__Extracted material__.
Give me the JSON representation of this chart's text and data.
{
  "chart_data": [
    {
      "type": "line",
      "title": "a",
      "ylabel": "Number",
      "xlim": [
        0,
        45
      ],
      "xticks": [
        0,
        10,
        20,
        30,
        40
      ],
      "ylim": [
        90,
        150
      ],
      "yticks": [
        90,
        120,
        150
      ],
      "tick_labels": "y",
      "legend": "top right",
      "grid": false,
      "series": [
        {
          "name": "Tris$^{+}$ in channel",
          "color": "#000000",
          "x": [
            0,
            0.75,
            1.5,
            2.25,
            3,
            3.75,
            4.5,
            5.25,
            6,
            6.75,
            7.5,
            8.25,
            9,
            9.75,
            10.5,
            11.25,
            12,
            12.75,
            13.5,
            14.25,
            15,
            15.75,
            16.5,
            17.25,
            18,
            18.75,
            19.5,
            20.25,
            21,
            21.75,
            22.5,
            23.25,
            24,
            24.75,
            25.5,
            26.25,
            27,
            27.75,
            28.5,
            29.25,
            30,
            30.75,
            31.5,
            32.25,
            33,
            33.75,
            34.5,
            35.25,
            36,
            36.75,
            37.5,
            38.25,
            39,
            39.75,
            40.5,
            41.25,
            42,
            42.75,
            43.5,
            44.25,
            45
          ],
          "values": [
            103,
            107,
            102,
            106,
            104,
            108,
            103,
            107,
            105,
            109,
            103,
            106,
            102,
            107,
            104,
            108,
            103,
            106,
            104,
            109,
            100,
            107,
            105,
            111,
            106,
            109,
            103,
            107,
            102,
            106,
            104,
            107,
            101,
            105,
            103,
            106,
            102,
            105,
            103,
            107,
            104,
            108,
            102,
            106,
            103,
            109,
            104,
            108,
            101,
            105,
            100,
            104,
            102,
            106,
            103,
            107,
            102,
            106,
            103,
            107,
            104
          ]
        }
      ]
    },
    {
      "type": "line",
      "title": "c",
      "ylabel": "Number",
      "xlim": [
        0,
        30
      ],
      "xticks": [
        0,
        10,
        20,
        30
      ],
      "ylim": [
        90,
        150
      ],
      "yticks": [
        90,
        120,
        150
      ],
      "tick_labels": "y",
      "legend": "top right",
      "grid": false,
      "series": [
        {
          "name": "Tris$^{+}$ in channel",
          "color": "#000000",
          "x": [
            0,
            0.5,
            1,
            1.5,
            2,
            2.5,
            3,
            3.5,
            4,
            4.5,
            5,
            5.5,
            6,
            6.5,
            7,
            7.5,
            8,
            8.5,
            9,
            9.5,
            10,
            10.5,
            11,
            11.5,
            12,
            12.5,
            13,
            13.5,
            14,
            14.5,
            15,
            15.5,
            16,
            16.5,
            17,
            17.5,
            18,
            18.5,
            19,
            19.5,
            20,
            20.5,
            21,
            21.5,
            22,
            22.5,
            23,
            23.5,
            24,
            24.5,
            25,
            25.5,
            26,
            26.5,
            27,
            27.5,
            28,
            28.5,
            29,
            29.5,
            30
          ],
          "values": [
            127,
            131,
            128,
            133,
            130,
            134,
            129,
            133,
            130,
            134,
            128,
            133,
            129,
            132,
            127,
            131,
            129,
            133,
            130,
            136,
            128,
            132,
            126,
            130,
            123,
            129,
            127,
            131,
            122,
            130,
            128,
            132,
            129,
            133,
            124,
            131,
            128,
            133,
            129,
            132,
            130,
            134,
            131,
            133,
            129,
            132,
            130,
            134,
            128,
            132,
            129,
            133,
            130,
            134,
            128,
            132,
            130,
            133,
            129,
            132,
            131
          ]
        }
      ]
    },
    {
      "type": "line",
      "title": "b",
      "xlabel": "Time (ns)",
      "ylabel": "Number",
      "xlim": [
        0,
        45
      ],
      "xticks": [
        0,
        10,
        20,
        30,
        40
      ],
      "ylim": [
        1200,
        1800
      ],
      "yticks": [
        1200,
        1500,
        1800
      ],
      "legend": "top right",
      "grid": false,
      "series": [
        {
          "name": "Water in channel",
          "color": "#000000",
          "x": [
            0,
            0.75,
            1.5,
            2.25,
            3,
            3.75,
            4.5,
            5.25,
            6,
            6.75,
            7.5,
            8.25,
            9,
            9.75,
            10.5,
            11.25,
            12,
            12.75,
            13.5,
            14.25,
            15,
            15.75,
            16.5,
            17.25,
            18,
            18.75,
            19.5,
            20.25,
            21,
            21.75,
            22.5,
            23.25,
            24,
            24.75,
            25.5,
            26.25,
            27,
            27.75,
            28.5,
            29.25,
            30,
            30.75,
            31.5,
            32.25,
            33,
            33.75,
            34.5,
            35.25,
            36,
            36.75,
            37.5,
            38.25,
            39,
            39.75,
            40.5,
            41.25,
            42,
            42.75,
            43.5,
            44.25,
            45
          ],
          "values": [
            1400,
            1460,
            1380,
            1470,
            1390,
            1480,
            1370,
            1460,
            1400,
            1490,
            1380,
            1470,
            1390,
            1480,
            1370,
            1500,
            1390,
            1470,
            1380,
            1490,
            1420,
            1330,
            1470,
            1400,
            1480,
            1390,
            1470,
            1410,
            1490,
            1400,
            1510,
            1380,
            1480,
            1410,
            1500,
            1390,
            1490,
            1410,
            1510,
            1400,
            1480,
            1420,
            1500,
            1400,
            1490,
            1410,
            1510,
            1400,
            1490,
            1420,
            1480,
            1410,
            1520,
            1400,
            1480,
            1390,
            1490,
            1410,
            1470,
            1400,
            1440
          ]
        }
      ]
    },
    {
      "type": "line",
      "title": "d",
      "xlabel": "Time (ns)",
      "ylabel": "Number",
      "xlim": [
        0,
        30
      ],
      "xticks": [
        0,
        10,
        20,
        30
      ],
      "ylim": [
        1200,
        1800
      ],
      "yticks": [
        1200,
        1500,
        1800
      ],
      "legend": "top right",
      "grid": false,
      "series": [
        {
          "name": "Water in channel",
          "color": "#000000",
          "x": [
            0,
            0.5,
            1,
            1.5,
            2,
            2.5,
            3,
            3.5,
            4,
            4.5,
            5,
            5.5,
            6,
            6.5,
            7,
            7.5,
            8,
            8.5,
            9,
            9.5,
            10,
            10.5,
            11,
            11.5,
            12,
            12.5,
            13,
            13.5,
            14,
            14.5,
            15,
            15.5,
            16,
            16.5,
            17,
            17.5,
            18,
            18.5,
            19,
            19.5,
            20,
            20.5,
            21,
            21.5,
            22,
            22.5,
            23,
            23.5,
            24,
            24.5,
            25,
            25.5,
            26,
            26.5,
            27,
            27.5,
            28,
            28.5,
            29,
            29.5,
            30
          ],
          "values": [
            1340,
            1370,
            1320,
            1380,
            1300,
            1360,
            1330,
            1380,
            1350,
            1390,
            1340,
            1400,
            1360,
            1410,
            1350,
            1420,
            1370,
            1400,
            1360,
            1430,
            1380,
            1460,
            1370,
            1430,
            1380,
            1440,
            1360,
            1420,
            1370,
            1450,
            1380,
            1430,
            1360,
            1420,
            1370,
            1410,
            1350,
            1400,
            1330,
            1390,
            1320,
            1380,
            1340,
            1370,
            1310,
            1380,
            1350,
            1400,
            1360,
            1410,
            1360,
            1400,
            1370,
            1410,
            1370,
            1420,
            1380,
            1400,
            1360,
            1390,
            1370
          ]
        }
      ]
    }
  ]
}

__Written problem__.
Word for word, restate all of the data shown above.

__Output for this exercise__.
Give me the JSON representation of this chart's text and data.
{
  "chart_data": [
    {
      "type": "line",
      "title": "a",
      "ylabel": "Number",
      "xlim": [
        0,
        45
      ],
      "xticks": [
        0,
        10,
        20,
        30,
        40
      ],
      "ylim": [
        90,
        150
      ],
      "yticks": [
        90,
        120,
        150
      ],
      "tick_labels": "y",
      "legend": "top right",
      "grid": false,
      "series": [
        {
          "name": "Tris$^{+}$ in channel",
          "color": "#000000",
          "x": [
            0,
            0.75,
            1.5,
            2.25,
            3,
            3.75,
            4.5,
            5.25,
            6,
            6.75,
            7.5,
            8.25,
            9,
            9.75,
            10.5,
            11.25,
            12,
            12.75,
            13.5,
            14.25,
            15,
            15.75,
            16.5,
            17.25,
            18,
            18.75,
            19.5,
            20.25,
            21,
            21.75,
            22.5,
            23.25,
            24,
            24.75,
            25.5,
            26.25,
            27,
            27.75,
            28.5,
            29.25,
            30,
            30.75,
            31.5,
            32.25,
            33,
            33.75,
            34.5,
            35.25,
            36,
            36.75,
            37.5,
            38.25,
            39,
            39.75,
            40.5,
            41.25,
            42,
            42.75,
            43.5,
            44.25,
            45
          ],
          "values": [
            103,
            107,
            102,
            106,
            104,
            108,
            103,
            107,
            105,
            109,
            103,
            106,
            102,
            107,
            104,
            108,
            103,
            106,
            104,
            109,
            100,
            107,
            105,
            111,
            106,
            109,
            103,
            107,
            102,
            106,
            104,
            107,
            101,
            105,
            103,
            106,
            102,
            105,
            103,
            107,
            104,
            108,
            102,
            106,
            103,
            109,
            104,
            108,
            101,
            105,
            100,
            104,
            102,
            106,
            103,
            107,
            102,
            106,
            103,
            107,
            104
          ]
        }
      ]
    },
    {
      "type": "line",
      "title": "c",
      "ylabel": "Number",
      "xlim": [
        0,
        30
      ],
      "xticks": [
        0,
        10,
        20,
        30
      ],
      "ylim": [
        90,
        150
      ],
      "yticks": [
        90,
        120,
        150
      ],
      "tick_labels": "y",
      "legend": "top right",
      "grid": false,
      "series": [
        {
          "name": "Tris$^{+}$ in channel",
          "color": "#000000",
          "x": [
            0,
            0.5,
            1,
            1.5,
            2,
            2.5,
            3,
            3.5,
            4,
            4.5,
            5,
            5.5,
            6,
            6.5,
            7,
            7.5,
            8,
            8.5,
            9,
            9.5,
            10,
            10.5,
            11,
            11.5,
            12,
            12.5,
            13,
            13.5,
            14,
            14.5,
            15,
            15.5,
            16,
            16.5,
            17,
            17.5,
            18,
            18.5,
            19,
            19.5,
            20,
            20.5,
            21,
            21.5,
            22,
            22.5,
            23,
            23.5,
            24,
            24.5,
            25,
            25.5,
            26,
            26.5,
            27,
            27.5,
            28,
            28.5,
            29,
            29.5,
            30
          ],
          "values": [
            127,
            131,
            128,
            133,
            130,
            134,
            129,
            133,
            130,
            134,
            128,
            133,
            129,
            132,
            127,
            131,
            129,
            133,
            130,
            136,
            128,
            132,
            126,
            130,
            123,
            129,
            127,
            131,
            122,
            130,
            128,
            132,
            129,
            133,
            124,
            131,
            128,
            133,
            129,
            132,
            130,
            134,
            131,
            133,
            129,
            132,
            130,
            134,
            128,
            132,
            129,
            133,
            130,
            134,
            128,
            132,
            130,
            133,
            129,
            132,
            131
          ]
        }
      ]
    },
    {
      "type": "line",
      "title": "b",
      "xlabel": "Time (ns)",
      "ylabel": "Number",
      "xlim": [
        0,
        45
      ],
      "xticks": [
        0,
        10,
        20,
        30,
        40
      ],
      "ylim": [
        1200,
        1800
      ],
      "yticks": [
        1200,
        1500,
        1800
      ],
      "legend": "top right",
      "grid": false,
      "series": [
        {
          "name": "Water in channel",
          "color": "#000000",
          "x": [
            0,
            0.75,
            1.5,
            2.25,
            3,
            3.75,
            4.5,
            5.25,
            6,
            6.75,
            7.5,
            8.25,
            9,
            9.75,
            10.5,
            11.25,
            12,
            12.75,
            13.5,
            14.25,
            15,
            15.75,
            16.5,
            17.25,
            18,
            18.75,
            19.5,
            20.25,
            21,
            21.75,
            22.5,
            23.25,
            24,
            24.75,
            25.5,
            26.25,
            27,
            27.75,
            28.5,
            29.25,
            30,
            30.75,
            31.5,
            32.25,
            33,
            33.75,
            34.5,
            35.25,
            36,
            36.75,
            37.5,
            38.25,
            39,
            39.75,
            40.5,
            41.25,
            42,
            42.75,
            43.5,
            44.25,
            45
          ],
          "values": [
            1400,
            1460,
            1380,
            1470,
            1390,
            1480,
            1370,
            1460,
            1400,
            1490,
            1380,
            1470,
            1390,
            1480,
            1370,
            1500,
            1390,
            1470,
            1380,
            1490,
            1420,
            1330,
            1470,
            1400,
            1480,
            1390,
            1470,
            1410,
            1490,
            1400,
            1510,
            1380,
            1480,
            1410,
            1500,
            1390,
            1490,
            1410,
            1510,
            1400,
            1480,
            1420,
            1500,
            1400,
            1490,
            1410,
            1510,
            1400,
            1490,
            1420,
            1480,
            1410,
            1520,
            1400,
            1480,
            1390,
            1490,
            1410,
            1470,
            1400,
            1440
          ]
        }
      ]
    },
    {
      "type": "line",
      "title": "d",
      "xlabel": "Time (ns)",
      "ylabel": "Number",
      "xlim": [
        0,
        30
      ],
      "xticks": [
        0,
        10,
        20,
        30
      ],
      "ylim": [
        1200,
        1800
      ],
      "yticks": [
        1200,
        1500,
        1800
      ],
      "legend": "top right",
      "grid": false,
      "series": [
        {
          "name": "Water in channel",
          "color": "#000000",
          "x": [
            0,
            0.5,
            1,
            1.5,
            2,
            2.5,
            3,
            3.5,
            4,
            4.5,
            5,
            5.5,
            6,
            6.5,
            7,
            7.5,
            8,
            8.5,
            9,
            9.5,
            10,
            10.5,
            11,
            11.5,
            12,
            12.5,
            13,
            13.5,
            14,
            14.5,
            15,
            15.5,
            16,
            16.5,
            17,
            17.5,
            18,
            18.5,
            19,
            19.5,
            20,
            20.5,
            21,
            21.5,
            22,
            22.5,
            23,
            23.5,
            24,
            24.5,
            25,
            25.5,
            26,
            26.5,
            27,
            27.5,
            28,
            28.5,
            29,
            29.5,
            30
          ],
          "values": [
            1340,
            1370,
            1320,
            1380,
            1300,
            1360,
            1330,
            1380,
            1350,
            1390,
            1340,
            1400,
            1360,
            1410,
            1350,
            1420,
            1370,
            1400,
            1360,
            1430,
            1380,
            1460,
            1370,
            1430,
            1380,
            1440,
            1360,
            1420,
            1370,
            1450,
            1380,
            1430,
            1360,
            1420,
            1370,
            1410,
            1350,
            1400,
            1330,
            1390,
            1320,
            1380,
            1340,
            1370,
            1310,
            1380,
            1350,
            1400,
            1360,
            1410,
            1360,
            1400,
            1370,
            1410,
            1370,
            1420,
            1380,
            1400,
            1360,
            1390,
            1370
          ]
        }
      ]
    }
  ]
}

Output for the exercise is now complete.